- _What is asked_: Give the data below again, word for word.

☆ ☆ ☆ ☆

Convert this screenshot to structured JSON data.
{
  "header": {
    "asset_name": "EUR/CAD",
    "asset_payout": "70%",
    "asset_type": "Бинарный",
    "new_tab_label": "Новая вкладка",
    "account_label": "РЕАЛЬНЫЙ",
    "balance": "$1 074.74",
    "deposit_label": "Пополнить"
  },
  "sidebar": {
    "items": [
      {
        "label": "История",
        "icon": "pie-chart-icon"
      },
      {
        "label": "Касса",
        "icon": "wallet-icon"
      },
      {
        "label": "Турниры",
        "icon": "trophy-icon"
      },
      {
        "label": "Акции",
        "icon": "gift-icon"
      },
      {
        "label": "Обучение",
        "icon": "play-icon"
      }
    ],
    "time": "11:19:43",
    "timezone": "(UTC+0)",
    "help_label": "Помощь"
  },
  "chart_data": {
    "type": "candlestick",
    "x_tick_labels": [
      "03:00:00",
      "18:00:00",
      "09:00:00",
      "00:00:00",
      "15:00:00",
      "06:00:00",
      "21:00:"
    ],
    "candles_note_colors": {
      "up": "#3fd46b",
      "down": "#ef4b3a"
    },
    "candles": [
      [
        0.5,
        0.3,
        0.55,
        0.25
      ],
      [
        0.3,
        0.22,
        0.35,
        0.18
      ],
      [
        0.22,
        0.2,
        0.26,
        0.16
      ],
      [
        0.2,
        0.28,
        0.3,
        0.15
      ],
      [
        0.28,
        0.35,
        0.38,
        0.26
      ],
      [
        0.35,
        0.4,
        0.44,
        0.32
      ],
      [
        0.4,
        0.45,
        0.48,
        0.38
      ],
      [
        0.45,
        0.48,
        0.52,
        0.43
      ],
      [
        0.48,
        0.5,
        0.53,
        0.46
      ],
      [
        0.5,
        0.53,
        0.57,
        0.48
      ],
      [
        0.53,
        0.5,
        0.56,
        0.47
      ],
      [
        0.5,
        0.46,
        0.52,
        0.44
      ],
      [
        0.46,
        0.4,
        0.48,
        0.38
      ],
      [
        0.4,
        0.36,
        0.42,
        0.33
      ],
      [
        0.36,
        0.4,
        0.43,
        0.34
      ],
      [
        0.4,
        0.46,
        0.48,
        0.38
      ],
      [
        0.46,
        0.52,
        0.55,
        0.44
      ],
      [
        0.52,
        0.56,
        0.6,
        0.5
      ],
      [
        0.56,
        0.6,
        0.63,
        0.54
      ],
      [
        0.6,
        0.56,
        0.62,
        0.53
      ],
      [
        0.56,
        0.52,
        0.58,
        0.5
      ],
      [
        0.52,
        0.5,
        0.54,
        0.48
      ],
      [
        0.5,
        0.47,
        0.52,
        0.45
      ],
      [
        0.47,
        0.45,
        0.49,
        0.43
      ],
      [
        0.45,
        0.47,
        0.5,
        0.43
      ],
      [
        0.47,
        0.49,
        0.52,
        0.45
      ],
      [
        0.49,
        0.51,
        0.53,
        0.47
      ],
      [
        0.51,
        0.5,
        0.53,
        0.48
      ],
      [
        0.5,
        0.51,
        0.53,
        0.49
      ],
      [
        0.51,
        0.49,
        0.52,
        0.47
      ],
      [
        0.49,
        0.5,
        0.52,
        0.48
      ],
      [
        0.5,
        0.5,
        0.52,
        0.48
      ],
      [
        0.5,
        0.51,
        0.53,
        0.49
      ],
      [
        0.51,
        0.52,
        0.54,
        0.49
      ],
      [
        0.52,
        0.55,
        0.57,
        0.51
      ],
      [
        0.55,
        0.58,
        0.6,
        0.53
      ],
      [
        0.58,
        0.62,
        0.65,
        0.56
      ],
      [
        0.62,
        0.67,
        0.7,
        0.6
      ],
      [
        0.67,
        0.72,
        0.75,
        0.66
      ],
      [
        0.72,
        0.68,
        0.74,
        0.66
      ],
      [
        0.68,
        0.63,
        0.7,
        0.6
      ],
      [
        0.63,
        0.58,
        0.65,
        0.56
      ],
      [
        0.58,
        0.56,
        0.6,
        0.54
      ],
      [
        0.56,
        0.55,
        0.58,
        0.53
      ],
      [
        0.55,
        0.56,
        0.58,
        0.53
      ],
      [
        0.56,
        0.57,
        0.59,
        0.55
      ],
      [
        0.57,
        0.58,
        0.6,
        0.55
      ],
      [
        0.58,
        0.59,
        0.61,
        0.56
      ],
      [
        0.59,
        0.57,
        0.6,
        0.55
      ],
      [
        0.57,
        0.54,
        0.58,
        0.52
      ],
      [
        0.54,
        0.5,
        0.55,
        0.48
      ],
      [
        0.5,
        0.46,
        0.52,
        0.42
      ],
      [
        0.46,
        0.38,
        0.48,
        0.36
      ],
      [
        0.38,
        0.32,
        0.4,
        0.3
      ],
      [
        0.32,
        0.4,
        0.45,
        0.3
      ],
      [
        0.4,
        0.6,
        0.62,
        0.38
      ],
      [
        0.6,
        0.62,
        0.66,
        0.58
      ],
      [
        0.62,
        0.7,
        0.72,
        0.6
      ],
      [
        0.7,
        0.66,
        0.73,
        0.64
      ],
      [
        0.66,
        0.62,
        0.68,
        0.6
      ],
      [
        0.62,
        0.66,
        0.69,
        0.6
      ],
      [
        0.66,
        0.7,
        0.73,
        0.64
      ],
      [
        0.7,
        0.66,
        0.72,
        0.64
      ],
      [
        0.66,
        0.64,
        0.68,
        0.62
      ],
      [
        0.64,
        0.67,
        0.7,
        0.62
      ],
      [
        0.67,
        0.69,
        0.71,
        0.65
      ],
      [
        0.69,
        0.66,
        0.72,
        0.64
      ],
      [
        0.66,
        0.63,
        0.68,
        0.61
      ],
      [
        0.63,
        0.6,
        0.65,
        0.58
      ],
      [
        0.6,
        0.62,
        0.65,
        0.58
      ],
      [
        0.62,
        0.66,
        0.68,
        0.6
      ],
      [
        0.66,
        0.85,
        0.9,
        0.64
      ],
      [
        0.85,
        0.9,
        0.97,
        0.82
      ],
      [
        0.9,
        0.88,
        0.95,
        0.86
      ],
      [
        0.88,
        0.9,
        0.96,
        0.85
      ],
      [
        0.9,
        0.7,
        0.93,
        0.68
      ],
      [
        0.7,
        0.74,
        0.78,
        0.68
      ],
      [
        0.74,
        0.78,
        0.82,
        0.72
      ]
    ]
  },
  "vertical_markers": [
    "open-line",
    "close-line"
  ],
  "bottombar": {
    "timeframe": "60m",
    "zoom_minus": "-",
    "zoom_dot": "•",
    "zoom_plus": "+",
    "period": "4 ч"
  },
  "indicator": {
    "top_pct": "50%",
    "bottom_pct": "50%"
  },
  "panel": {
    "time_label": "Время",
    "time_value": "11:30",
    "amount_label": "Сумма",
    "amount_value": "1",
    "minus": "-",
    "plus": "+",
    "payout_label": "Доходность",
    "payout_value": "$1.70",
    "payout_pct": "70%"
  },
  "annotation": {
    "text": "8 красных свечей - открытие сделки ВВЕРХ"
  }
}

☆ ☆ ☆ ☆

- _Exercise output_:
Convert this screenshot to structured JSON data.
{
  "header": {
    "asset_name": "EUR/CAD",
    "asset_payout": "70%",
    "asset_type": "Бинарный",
    "new_tab_label": "Новая вкладка",
    "account_label": "РЕАЛЬНЫЙ",
    "balance": "$1 074.74",
    "deposit_label": "Пополнить"
  },
  "sidebar": {
    "items": [
      {
        "label": "История",
        "icon": "pie-chart-icon"
      },
      {
        "label": "Касса",
        "icon": "wallet-icon"
      },
      {
        "label": "Турниры",
        "icon": "trophy-icon"
      },
      {
        "label": "Акции",
        "icon": "gift-icon"
      },
      {
        "label": "Обучение",
        "icon": "play-icon"
      }
    ],
    "time": "11:19:43",
    "timezone": "(UTC+0)",
    "help_label": "Помощь"
  },
  "chart_data": {
    "type": "candlestick",
    "x_tick_labels": [
      "03:00:00",
      "18:00:00",
      "09:00:00",
      "00:00:00",
      "15:00:00",
      "06:00:00",
      "21:00:"
    ],
    "candles_note_colors": {
      "up": "#3fd46b",
      "down": "#ef4b3a"
    },
    "candles": [
      [
        0.5,
        0.3,
        0.55,
        0.25
      ],
      [
        0.3,
        0.22,
        0.35,
        0.18
      ],
      [
        0.22,
        0.2,
        0.26,
        0.16
      ],
      [
        0.2,
        0.28,
        0.3,
        0.15
      ],
      [
        0.28,
        0.35,
        0.38,
        0.26
      ],
      [
        0.35,
        0.4,
        0.44,
        0.32
      ],
      [
        0.4,
        0.45,
        0.48,
        0.38
      ],
      [
        0.45,
        0.48,
        0.52,
        0.43
      ],
      [
        0.48,
        0.5,
        0.53,
        0.46
      ],
      [
        0.5,
        0.53,
        0.57,
        0.48
      ],
      [
        0.53,
        0.5,
        0.56,
        0.47
      ],
      [
        0.5,
        0.46,
        0.52,
        0.44
      ],
      [
        0.46,
        0.4,
        0.48,
        0.38
      ],
      [
        0.4,
        0.36,
        0.42,
        0.33
      ],
      [
        0.36,
        0.4,
        0.43,
        0.34
      ],
      [
        0.4,
        0.46,
        0.48,
        0.38
      ],
      [
        0.46,
        0.52,
        0.55,
        0.44
      ],
      [
        0.52,
        0.56,
        0.6,
        0.5
      ],
      [
        0.56,
        0.6,
        0.63,
        0.54
      ],
      [
        0.6,
        0.56,
        0.62,
        0.53
      ],
      [
        0.56,
        0.52,
        0.58,
        0.5
      ],
      [
        0.52,
        0.5,
        0.54,
        0.48
      ],
      [
        0.5,
        0.47,
        0.52,
        0.45
      ],
      [
        0.47,
        0.45,
        0.49,
        0.43
      ],
      [
        0.45,
        0.47,
        0.5,
        0.43
      ],
      [
        0.47,
        0.49,
        0.52,
        0.45
      ],
      [
        0.49,
        0.51,
        0.53,
        0.47
      ],
      [
        0.51,
        0.5,
        0.53,
        0.48
      ],
      [
        0.5,
        0.51,
        0.53,
        0.49
      ],
      [
        0.51,
        0.49,
        0.52,
        0.47
      ],
      [
        0.49,
        0.5,
        0.52,
        0.48
      ],
      [
        0.5,
        0.5,
        0.52,
        0.48
      ],
      [
        0.5,
        0.51,
        0.53,
        0.49
      ],
      [
        0.51,
        0.52,
        0.54,
        0.49
      ],
      [
        0.52,
        0.55,
        0.57,
        0.51
      ],
      [
        0.55,
        0.58,
        0.6,
        0.53
      ],
      [
        0.58,
        0.62,
        0.65,
        0.56
      ],
      [
        0.62,
        0.67,
        0.7,
        0.6
      ],
      [
        0.67,
        0.72,
        0.75,
        0.66
      ],
      [
        0.72,
        0.68,
        0.74,
        0.66
      ],
      [
        0.68,
        0.63,
        0.7,
        0.6
      ],
      [
        0.63,
        0.58,
        0.65,
        0.56
      ],
      [
        0.58,
        0.56,
        0.6,
        0.54
      ],
      [
        0.56,
        0.55,
        0.58,
        0.53
      ],
      [
        0.55,
        0.56,
        0.58,
        0.53
      ],
      [
        0.56,
        0.57,
        0.59,
        0.55
      ],
      [
        0.57,
        0.58,
        0.6,
        0.55
      ],
      [
        0.58,
        0.59,
        0.61,
        0.56
      ],
      [
        0.59,
        0.57,
        0.6,
        0.55
      ],
      [
        0.57,
        0.54,
        0.58,
        0.52
      ],
      [
        0.54,
        0.5,
        0.55,
        0.48
      ],
      [
        0.5,
        0.46,
        0.52,
        0.42
      ],
      [
        0.46,
        0.38,
        0.48,
        0.36
      ],
      [
        0.38,
        0.32,
        0.4,
        0.3
      ],
      [
        0.32,
        0.4,
        0.45,
        0.3
      ],
      [
        0.4,
        0.6,
        0.62,
        0.38
      ],
      [
        0.6,
        0.62,
        0.66,
        0.58
      ],
      [
        0.62,
        0.7,
        0.72,
        0.6
      ],
      [
        0.7,
        0.66,
        0.73,
        0.64
      ],
      [
        0.66,
        0.62,
        0.68,
        0.6
      ],
      [
        0.62,
        0.66,
        0.69,
        0.6
      ],
      [
        0.66,
        0.7,
        0.73,
        0.64
      ],
      [
        0.7,
        0.66,
        0.72,
        0.64
      ],
      [
        0.66,
        0.64,
        0.68,
        0.62
      ],
      [
        0.64,
        0.67,
        0.7,
        0.62
      ],
      [
        0.67,
        0.69,
        0.71,
        0.65
      ],
      [
        0.69,
        0.66,
        0.72,
        0.64
      ],
      [
        0.66,
        0.63,
        0.68,
        0.61
      ],
      [
        0.63,
        0.6,
        0.65,
        0.58
      ],
      [
        0.6,
        0.62,
        0.65,
        0.58
      ],
      [
        0.62,
        0.66,
        0.68,
        0.6
      ],
      [
        0.66,
        0.85,
        0.9,
        0.64
      ],
      [
        0.85,
        0.9,
        0.97,
        0.82
      ],
      [
        0.9,
        0.88,
        0.95,
        0.86
      ],
      [
        0.88,
        0.9,
        0.96,
        0.85
      ],
      [
        0.9,
        0.7,
        0.93,
        0.68
      ],
      [
        0.7,
        0.74,
        0.78,
        0.68
      ],
      [
        0.74,
        0.78,
        0.82,
        0.72
      ]
    ]
  },
  "vertical_markers": [
    "open-line",
    "close-line"
  ],
  "bottombar": {
    "timeframe": "60m",
    "zoom_minus": "-",
    "zoom_dot": "•",
    "zoom_plus": "+",
    "period": "4 ч"
  },
  "indicator": {
    "top_pct": "50%",
    "bottom_pct": "50%"
  },
  "panel": {
    "time_label": "Время",
    "time_value": "11:30",
    "amount_label": "Сумма",
    "amount_value": "1",
    "minus": "-",
    "plus": "+",
    "payout_label": "Доходность",
    "payout_value": "$1.70",
    "payout_pct": "70%"
  },
  "annotation": {
    "text": "8 красных свечей - открытие сделки ВВЕРХ"
  }
}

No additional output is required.